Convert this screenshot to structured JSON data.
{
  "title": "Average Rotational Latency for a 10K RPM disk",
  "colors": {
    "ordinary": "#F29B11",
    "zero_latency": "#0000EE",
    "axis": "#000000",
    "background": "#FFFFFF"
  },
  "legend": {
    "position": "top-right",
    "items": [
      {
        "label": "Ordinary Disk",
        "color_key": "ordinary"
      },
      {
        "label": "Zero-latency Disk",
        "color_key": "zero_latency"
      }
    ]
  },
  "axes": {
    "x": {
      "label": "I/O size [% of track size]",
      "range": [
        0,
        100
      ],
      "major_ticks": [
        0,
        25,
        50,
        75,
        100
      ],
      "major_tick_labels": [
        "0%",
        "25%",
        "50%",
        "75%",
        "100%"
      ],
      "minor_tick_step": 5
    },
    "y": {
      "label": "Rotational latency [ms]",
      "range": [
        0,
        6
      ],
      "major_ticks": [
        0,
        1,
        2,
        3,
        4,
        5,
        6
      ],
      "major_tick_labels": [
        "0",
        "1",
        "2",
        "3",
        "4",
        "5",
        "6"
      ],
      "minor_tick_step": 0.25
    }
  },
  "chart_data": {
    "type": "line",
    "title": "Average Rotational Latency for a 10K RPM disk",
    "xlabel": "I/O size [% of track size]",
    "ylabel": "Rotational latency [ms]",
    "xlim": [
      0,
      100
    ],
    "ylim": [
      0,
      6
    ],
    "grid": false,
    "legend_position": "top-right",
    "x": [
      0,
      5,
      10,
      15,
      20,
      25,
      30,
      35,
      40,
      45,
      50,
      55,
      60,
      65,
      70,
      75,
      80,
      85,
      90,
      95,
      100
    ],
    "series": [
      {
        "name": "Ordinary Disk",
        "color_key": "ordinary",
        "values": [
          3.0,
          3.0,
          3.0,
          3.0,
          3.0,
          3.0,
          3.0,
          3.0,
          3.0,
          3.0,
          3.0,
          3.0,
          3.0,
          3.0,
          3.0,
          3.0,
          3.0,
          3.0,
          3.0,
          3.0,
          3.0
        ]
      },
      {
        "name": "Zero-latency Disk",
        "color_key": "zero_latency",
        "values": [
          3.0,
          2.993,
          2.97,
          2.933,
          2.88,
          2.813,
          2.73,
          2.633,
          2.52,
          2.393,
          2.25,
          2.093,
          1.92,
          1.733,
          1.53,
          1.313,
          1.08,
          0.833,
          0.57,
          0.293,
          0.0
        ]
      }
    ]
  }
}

★ ★ ★ ★ ★ ★ ★

TASK DETAILS: Every entry needs to be retyped exactly.

RESULT:
Convert this screenshot to structured JSON data.
{
  "title": "Average Rotational Latency for a 10K RPM disk",
  "colors": {
    "ordinary": "#F29B11",
    "zero_latency": "#0000EE",
    "axis": "#000000",
    "background": "#FFFFFF"
  },
  "legend": {
    "position": "top-right",
    "items": [
      {
        "label": "Ordinary Disk",
        "color_key": "ordinary"
      },
      {
        "label": "Zero-latency Disk",
        "color_key": "zero_latency"
      }
    ]
  },
  "axes": {
    "x": {
      "label": "I/O size [% of track size]",
      "range": [
        0,
        100
      ],
      "major_ticks": [
        0,
        25,
        50,
        75,
        100
      ],
      "major_tick_labels": [
        "0%",
        "25%",
        "50%",
        "75%",
        "100%"
      ],
      "minor_tick_step": 5
    },
    "y": {
      "label": "Rotational latency [ms]",
      "range": [
        0,
        6
      ],
      "major_ticks": [
        0,
        1,
        2,
        3,
        4,
        5,
        6
      ],
      "major_tick_labels": [
        "0",
        "1",
        "2",
        "3",
        "4",
        "5",
        "6"
      ],
      "minor_tick_step": 0.25
    }
  },
  "chart_data": {
    "type": "line",
    "title": "Average Rotational Latency for a 10K RPM disk",
    "xlabel": "I/O size [% of track size]",
    "ylabel": "Rotational latency [ms]",
    "xlim": [
      0,
      100
    ],
    "ylim": [
      0,
      6
    ],
    "grid": false,
    "legend_position": "top-right",
    "x": [
      0,
      5,
      10,
      15,
      20,
      25,
      30,
      35,
      40,
      45,
      50,
      55,
      60,
      65,
      70,
      75,
      80,
      85,
      90,
      95,
      100
    ],
    "series": [
      {
        "name": "Ordinary Disk",
        "color_key": "ordinary",
        "values": [
          3.0,
          3.0,
          3.0,
          3.0,
          3.0,
          3.0,
          3.0,
          3.0,
          3.0,
          3.0,
          3.0,
          3.0,
          3.0,
          3.0,
          3.0,
          3.0,
          3.0,
          3.0,
          3.0,
          3.0,
          3.0
        ]
      },
      {
        "name": "Zero-latency Disk",
        "color_key": "zero_latency",
        "values": [
          3.0,
          2.993,
          2.97,
          2.933,
          2.88,
          2.813,
          2.73,
          2.633,
          2.52,
          2.393,
          2.25,
          2.093,
          1.92,
          1.733,
          1.53,
          1.313,
          1.08,
          0.833,
          0.57,
          0.293,
          0.0
        ]
      }
    ]
  }
}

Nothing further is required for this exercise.